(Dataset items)
________________________
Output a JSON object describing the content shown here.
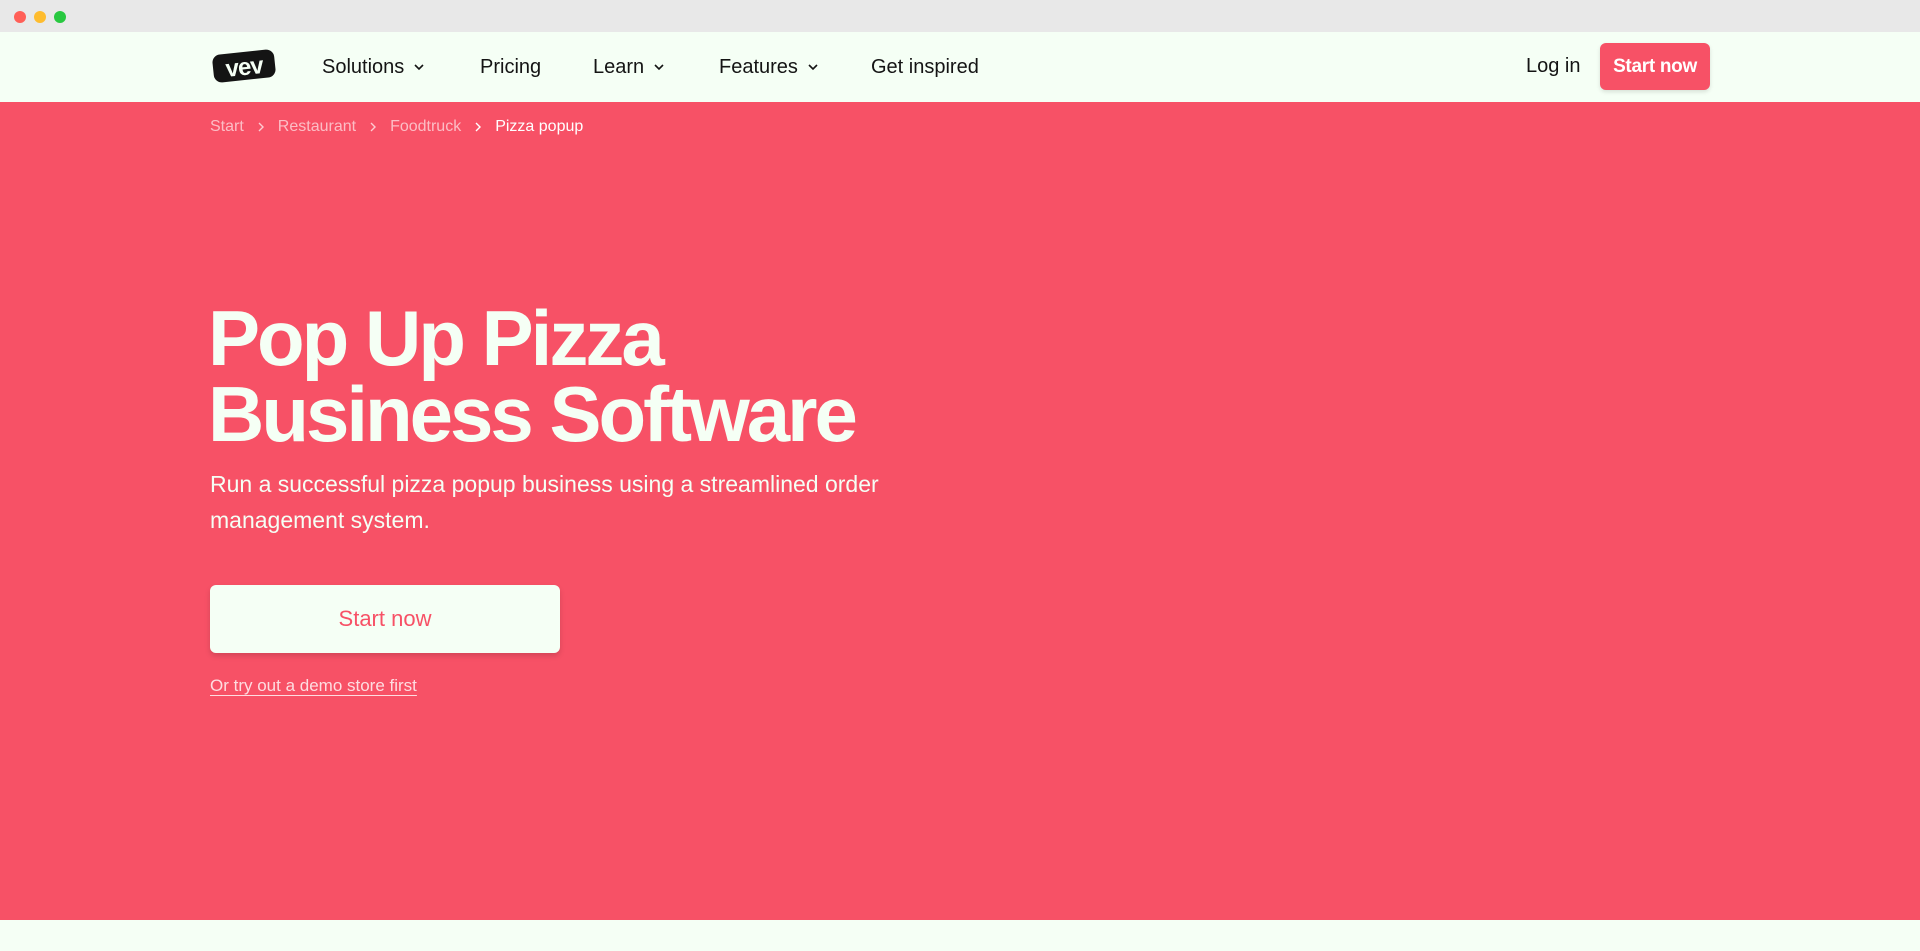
{
  "nav": {
    "logo_text": "vev",
    "items": [
      {
        "label": "Solutions",
        "has_dropdown": true
      },
      {
        "label": "Pricing",
        "has_dropdown": false
      },
      {
        "label": "Learn",
        "has_dropdown": true
      },
      {
        "label": "Features",
        "has_dropdown": true
      },
      {
        "label": "Get inspired",
        "has_dropdown": false
      }
    ],
    "login_label": "Log in",
    "cta_label": "Start now"
  },
  "breadcrumb": [
    "Start",
    "Restaurant",
    "Foodtruck",
    "Pizza popup"
  ],
  "hero": {
    "title_line1": "Pop Up Pizza",
    "title_line2": "Business Software",
    "subtitle": "Run a successful pizza popup business using a streamlined order management system.",
    "cta_label": "Start now",
    "demo_link": "Or try out a demo store first"
  },
  "icons": {
    "dropdown": "chevron-down-icon",
    "separator": "chevron-right-icon"
  },
  "colors": {
    "brand": "#f75166",
    "background": "#f5fff5",
    "text": "#141414"
  }
}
________________________
**EXERCISE INSTRUCTIONS:** Looking at the entries above, state how many lines contain "Start"; give the number alone.

**FINISHED EXERCISE:** 3